### [TASK]
Copy out each line that has "IMPORTANT" in it.

### [SUPPLIED DATA]
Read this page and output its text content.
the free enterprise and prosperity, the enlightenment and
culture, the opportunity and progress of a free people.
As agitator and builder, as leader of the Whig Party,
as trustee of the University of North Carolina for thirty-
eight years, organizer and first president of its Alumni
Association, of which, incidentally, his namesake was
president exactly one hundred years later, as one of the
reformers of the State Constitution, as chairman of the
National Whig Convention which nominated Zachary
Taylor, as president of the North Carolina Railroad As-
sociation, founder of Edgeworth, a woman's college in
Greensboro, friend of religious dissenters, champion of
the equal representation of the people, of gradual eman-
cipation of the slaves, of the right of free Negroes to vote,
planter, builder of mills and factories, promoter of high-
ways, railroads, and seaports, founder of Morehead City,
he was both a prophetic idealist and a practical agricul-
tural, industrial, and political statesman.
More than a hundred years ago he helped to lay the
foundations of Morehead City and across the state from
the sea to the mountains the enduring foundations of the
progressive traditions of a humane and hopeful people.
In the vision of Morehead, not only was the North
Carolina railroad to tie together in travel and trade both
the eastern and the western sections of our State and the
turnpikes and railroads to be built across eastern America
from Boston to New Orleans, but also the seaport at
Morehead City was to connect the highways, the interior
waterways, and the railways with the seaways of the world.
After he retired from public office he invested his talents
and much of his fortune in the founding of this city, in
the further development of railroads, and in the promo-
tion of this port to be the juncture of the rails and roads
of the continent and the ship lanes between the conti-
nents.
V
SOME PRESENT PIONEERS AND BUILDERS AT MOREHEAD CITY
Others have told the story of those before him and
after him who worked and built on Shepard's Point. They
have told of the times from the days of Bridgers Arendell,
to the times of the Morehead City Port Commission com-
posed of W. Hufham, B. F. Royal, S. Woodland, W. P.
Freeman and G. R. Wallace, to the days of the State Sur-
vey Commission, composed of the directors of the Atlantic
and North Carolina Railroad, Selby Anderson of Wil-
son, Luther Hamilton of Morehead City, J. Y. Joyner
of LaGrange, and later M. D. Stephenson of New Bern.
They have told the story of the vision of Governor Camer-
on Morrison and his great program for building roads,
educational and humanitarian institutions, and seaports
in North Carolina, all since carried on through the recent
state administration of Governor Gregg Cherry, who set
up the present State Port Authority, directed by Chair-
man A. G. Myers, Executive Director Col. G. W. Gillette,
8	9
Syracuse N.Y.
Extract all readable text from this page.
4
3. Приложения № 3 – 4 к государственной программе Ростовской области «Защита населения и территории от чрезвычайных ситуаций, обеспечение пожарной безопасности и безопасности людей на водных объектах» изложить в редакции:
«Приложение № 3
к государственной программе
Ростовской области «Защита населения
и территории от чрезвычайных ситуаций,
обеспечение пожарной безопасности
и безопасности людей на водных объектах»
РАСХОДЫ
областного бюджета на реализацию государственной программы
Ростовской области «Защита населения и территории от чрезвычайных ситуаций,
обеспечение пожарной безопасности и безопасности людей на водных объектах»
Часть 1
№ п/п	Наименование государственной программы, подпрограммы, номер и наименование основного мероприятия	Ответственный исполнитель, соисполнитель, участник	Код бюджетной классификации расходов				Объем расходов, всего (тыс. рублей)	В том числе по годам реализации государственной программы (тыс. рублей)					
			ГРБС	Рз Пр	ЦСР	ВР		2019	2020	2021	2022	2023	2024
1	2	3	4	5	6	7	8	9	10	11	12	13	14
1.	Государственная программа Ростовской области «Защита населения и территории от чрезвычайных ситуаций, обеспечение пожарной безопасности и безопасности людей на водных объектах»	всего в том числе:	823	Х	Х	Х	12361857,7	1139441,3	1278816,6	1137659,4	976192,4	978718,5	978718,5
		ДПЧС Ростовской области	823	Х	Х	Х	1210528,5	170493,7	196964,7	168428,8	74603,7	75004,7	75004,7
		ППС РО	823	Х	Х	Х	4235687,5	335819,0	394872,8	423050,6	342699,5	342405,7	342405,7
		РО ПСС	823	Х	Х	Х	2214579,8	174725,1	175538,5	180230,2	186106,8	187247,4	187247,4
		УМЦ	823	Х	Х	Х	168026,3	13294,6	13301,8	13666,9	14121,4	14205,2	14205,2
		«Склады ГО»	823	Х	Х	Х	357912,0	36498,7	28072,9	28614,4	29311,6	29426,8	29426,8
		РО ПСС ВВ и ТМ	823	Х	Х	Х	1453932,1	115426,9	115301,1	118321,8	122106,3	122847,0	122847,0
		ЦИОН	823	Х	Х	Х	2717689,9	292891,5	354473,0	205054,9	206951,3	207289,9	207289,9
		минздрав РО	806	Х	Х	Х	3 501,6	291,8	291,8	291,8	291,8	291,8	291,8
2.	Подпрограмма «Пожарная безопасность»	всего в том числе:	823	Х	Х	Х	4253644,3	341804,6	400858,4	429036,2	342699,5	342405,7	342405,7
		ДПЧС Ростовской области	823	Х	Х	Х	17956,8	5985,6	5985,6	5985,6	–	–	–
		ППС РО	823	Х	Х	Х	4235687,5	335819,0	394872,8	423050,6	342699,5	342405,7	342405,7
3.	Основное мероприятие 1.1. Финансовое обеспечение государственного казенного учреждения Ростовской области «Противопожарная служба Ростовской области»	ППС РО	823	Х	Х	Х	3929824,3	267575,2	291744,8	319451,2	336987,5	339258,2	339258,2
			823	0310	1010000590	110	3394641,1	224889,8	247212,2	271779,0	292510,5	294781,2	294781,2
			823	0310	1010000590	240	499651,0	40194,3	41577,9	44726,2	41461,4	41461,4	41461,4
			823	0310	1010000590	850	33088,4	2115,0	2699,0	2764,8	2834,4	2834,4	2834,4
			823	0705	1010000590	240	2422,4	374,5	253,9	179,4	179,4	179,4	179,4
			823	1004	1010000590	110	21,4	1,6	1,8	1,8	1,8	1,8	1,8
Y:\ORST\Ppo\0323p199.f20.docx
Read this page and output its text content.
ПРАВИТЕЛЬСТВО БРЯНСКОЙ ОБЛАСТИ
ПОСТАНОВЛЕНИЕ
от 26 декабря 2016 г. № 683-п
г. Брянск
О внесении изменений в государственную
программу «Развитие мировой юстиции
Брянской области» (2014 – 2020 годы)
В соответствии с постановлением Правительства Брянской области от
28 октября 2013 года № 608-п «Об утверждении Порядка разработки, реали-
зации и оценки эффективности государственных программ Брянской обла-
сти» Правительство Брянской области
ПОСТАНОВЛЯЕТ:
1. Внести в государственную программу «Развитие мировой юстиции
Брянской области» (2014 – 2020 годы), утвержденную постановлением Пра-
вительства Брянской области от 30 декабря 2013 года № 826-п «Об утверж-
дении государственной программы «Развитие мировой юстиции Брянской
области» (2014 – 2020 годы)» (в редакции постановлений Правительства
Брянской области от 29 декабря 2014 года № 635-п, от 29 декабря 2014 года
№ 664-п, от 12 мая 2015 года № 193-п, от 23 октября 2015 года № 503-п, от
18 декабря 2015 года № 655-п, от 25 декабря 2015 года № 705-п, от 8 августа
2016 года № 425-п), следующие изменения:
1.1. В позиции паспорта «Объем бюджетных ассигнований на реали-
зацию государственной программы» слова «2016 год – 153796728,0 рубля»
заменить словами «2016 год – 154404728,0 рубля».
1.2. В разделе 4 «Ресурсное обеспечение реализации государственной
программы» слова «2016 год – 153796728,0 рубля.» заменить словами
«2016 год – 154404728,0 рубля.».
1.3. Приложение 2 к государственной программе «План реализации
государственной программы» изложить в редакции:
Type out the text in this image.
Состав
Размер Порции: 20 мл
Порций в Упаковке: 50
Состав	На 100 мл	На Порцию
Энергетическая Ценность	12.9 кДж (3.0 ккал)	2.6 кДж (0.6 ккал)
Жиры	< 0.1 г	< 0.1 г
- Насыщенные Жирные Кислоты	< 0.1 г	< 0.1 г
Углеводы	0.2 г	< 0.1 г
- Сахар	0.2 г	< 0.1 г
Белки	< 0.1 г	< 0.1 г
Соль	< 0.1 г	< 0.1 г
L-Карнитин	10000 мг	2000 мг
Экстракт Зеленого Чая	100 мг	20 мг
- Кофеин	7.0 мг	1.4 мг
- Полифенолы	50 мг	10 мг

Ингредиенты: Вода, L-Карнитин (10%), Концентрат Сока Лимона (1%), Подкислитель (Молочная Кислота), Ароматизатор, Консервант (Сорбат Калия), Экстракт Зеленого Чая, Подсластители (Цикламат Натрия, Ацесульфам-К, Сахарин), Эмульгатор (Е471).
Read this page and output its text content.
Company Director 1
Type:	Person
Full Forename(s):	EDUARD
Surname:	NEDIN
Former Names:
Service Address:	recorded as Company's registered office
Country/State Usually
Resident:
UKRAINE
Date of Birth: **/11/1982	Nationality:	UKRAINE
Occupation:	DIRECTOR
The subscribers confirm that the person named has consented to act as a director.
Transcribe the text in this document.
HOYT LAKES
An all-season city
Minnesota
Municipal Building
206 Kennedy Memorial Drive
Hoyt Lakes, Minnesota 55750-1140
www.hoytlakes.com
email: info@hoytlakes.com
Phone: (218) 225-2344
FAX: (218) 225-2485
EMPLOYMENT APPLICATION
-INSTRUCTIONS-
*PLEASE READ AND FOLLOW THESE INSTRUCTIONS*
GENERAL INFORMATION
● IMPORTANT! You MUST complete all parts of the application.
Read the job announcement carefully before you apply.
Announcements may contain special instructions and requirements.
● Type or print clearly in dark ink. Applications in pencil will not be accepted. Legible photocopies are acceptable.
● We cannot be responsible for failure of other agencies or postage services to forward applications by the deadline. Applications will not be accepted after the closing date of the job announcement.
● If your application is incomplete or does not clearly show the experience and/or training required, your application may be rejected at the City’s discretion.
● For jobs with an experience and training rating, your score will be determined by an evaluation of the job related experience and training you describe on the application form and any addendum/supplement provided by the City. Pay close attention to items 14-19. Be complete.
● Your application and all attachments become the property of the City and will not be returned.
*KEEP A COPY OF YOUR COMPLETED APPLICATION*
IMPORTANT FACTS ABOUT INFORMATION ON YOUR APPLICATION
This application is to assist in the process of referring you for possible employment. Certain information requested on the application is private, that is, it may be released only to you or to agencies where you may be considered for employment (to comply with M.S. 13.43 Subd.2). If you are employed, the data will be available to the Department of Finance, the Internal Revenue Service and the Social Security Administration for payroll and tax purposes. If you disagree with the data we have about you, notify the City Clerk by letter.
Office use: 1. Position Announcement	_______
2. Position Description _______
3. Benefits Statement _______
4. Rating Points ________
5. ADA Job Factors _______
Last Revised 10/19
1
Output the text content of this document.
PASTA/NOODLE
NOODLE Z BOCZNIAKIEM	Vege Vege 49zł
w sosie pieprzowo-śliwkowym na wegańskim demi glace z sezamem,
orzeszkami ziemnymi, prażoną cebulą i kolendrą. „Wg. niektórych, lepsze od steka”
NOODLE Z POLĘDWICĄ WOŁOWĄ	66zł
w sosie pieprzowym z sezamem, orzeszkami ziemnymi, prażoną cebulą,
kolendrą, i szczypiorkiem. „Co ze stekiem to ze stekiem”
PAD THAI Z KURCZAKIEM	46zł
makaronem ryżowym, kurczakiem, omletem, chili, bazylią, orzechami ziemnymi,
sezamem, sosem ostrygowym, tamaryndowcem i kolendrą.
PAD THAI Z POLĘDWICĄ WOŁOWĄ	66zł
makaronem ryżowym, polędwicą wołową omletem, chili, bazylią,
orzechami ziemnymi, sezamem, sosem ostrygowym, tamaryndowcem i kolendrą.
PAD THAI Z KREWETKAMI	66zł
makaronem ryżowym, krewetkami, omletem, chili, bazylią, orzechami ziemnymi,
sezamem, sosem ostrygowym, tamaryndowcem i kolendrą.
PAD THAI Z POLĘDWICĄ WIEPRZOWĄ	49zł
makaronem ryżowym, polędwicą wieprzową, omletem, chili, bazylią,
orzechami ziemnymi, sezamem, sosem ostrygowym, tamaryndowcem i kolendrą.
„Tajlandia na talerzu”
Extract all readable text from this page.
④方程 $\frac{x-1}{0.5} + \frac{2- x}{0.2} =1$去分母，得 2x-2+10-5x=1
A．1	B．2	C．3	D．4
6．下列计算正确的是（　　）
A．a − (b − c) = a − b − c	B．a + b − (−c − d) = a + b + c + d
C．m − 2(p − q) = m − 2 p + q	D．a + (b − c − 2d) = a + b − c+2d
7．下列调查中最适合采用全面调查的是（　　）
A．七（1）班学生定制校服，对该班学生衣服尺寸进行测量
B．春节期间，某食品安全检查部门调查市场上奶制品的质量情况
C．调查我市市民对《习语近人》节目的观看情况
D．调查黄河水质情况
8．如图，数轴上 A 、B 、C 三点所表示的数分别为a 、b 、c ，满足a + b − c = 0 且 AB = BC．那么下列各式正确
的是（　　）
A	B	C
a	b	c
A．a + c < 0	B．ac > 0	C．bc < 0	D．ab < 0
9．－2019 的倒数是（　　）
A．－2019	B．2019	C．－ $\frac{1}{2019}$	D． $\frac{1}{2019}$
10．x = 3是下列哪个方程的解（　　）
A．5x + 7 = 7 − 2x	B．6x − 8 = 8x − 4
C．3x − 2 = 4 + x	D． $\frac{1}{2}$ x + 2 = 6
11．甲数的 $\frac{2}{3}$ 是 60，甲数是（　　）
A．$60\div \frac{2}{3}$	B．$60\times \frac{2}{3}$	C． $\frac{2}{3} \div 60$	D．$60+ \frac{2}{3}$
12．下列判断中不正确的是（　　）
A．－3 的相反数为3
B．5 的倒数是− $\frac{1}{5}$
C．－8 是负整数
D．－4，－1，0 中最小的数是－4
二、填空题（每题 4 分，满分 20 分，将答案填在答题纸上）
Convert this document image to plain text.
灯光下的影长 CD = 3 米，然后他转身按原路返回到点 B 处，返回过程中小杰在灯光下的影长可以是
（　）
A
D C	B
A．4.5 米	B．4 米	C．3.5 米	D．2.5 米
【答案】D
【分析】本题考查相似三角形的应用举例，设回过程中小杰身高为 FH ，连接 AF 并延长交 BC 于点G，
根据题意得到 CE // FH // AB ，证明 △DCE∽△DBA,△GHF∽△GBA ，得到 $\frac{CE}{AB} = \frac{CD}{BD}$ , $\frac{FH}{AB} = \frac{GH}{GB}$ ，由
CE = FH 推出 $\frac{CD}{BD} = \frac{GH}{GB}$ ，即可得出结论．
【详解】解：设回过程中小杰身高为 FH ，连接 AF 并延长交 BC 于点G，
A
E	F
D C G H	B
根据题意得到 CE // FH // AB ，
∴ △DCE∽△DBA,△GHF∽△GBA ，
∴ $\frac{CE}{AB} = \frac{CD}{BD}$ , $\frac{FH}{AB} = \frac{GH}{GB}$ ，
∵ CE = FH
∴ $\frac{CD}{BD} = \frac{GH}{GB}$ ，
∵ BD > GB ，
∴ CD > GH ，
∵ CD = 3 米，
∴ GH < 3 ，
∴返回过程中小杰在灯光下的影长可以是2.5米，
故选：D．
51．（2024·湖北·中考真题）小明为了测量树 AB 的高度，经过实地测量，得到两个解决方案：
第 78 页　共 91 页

### [CORRECT RESULT]
● IMPORTANT! You MUST complete all parts of the application.
IMPORTANT FACTS ABOUT INFORMATION ON YOUR APPLICATION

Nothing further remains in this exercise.